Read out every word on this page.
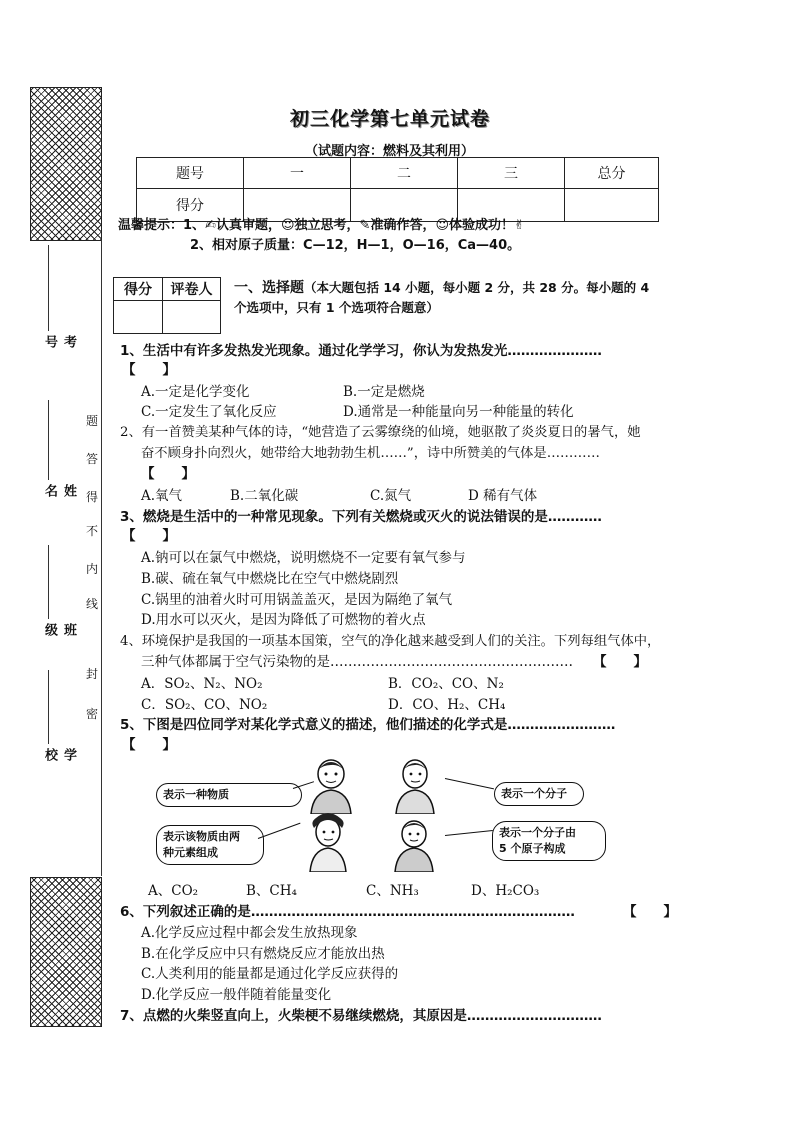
考号
姓名
班级
学校
题
答
得
不
内
线
封
密
初三化学第七单元试卷
（试题内容：燃料及其利用）
题号	一	二	三	总分
得分				
温馨提示：1、✍认真审题，☺独立思考，✎准确作答，☺体验成功！✌
2、相对原子质量：C—12，H—1，O—16，Ca—40。
得分	评卷人
	一、选择题（本大题包括 14 小题，每小题 2 分，共 28 分。每小题的 4
个选项中，只有 1 个选项符合题意）
1、生活中有许多发热发光现象。通过化学学习，你认为发热发光…………………
【　　】
A.一定是化学变化	B.一定是燃烧
C.一定发生了氧化反应	D.通常是一种能量向另一种能量的转化
2、有一首赞美某种气体的诗，“她营造了云雾缭绕的仙境，她驱散了炎炎夏日的暑气，她
奋不顾身扑向烈火，她带给大地勃勃生机……”，诗中所赞美的气体是…………
【　　】
A.氧气	B.二氧化碳	C.氮气	D 稀有气体
3、燃烧是生活中的一种常见现象。下列有关燃烧或灭火的说法错误的是…………
【　　】
A.钠可以在氯气中燃烧，说明燃烧不一定要有氧气参与
B.碳、硫在氧气中燃烧比在空气中燃烧剧烈
C.锅里的油着火时可用锅盖盖灭，是因为隔绝了氧气
D.用水可以灭火，是因为降低了可燃物的着火点
4、环境保护是我国的一项基本国策，空气的净化越来越受到人们的关注。下列每组气体中，
三种气体都属于空气污染物的是……………………………………………… 【　　】
A．SO₂、N₂、NO₂	B．CO₂、CO、N₂
C．SO₂、CO、NO₂	D．CO、H₂、CH₄
5、下图是四位同学对某化学式意义的描述，他们描述的化学式是……………………
【　　】
表示一种物质	表示一个分子
表示该物质由两
种元素组成
表示一个分子由
5 个原子构成
A、CO₂	B、CH₄	C、NH₃	D、H₂CO₃
6、下列叙述正确的是………………………………………………………………	【　　】
A.化学反应过程中都会发生放热现象
B.在化学反应中只有燃烧反应才能放出热
C.人类利用的能量都是通过化学反应获得的
D.化学反应一般伴随着能量变化
7、点燃的火柴竖直向上，火柴梗不易继续燃烧，其原因是…………………………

---------------

### Instruction
Print all entries exactly. The images do not belong in the copy.

### Exercise answer
Read out every word on this page.
考号
姓名
班级
学校
题
答
得
不
内
线
封
密
初三化学第七单元试卷
（试题内容：燃料及其利用）
题号	一	二	三	总分
得分				
温馨提示：1、✍认真审题，☺独立思考，✎准确作答，☺体验成功！✌
2、相对原子质量：C—12，H—1，O—16，Ca—40。
得分	评卷人
	一、选择题（本大题包括 14 小题，每小题 2 分，共 28 分。每小题的 4
个选项中，只有 1 个选项符合题意）
1、生活中有许多发热发光现象。通过化学学习，你认为发热发光…………………
【　　】
A.一定是化学变化	B.一定是燃烧
C.一定发生了氧化反应	D.通常是一种能量向另一种能量的转化
2、有一首赞美某种气体的诗，“她营造了云雾缭绕的仙境，她驱散了炎炎夏日的暑气，她
奋不顾身扑向烈火，她带给大地勃勃生机……”，诗中所赞美的气体是…………
【　　】
A.氧气	B.二氧化碳	C.氮气	D 稀有气体
3、燃烧是生活中的一种常见现象。下列有关燃烧或灭火的说法错误的是…………
【　　】
A.钠可以在氯气中燃烧，说明燃烧不一定要有氧气参与
B.碳、硫在氧气中燃烧比在空气中燃烧剧烈
C.锅里的油着火时可用锅盖盖灭，是因为隔绝了氧气
D.用水可以灭火，是因为降低了可燃物的着火点
4、环境保护是我国的一项基本国策，空气的净化越来越受到人们的关注。下列每组气体中，
三种气体都属于空气污染物的是……………………………………………… 【　　】
A．SO₂、N₂、NO₂	B．CO₂、CO、N₂
C．SO₂、CO、NO₂	D．CO、H₂、CH₄
5、下图是四位同学对某化学式意义的描述，他们描述的化学式是……………………
【　　】
表示一种物质	表示一个分子
表示该物质由两
种元素组成
表示一个分子由
5 个原子构成
A、CO₂	B、CH₄	C、NH₃	D、H₂CO₃
6、下列叙述正确的是………………………………………………………………	【　　】
A.化学反应过程中都会发生放热现象
B.在化学反应中只有燃烧反应才能放出热
C.人类利用的能量都是通过化学反应获得的
D.化学反应一般伴随着能量变化
7、点燃的火柴竖直向上，火柴梗不易继续燃烧，其原因是…………………………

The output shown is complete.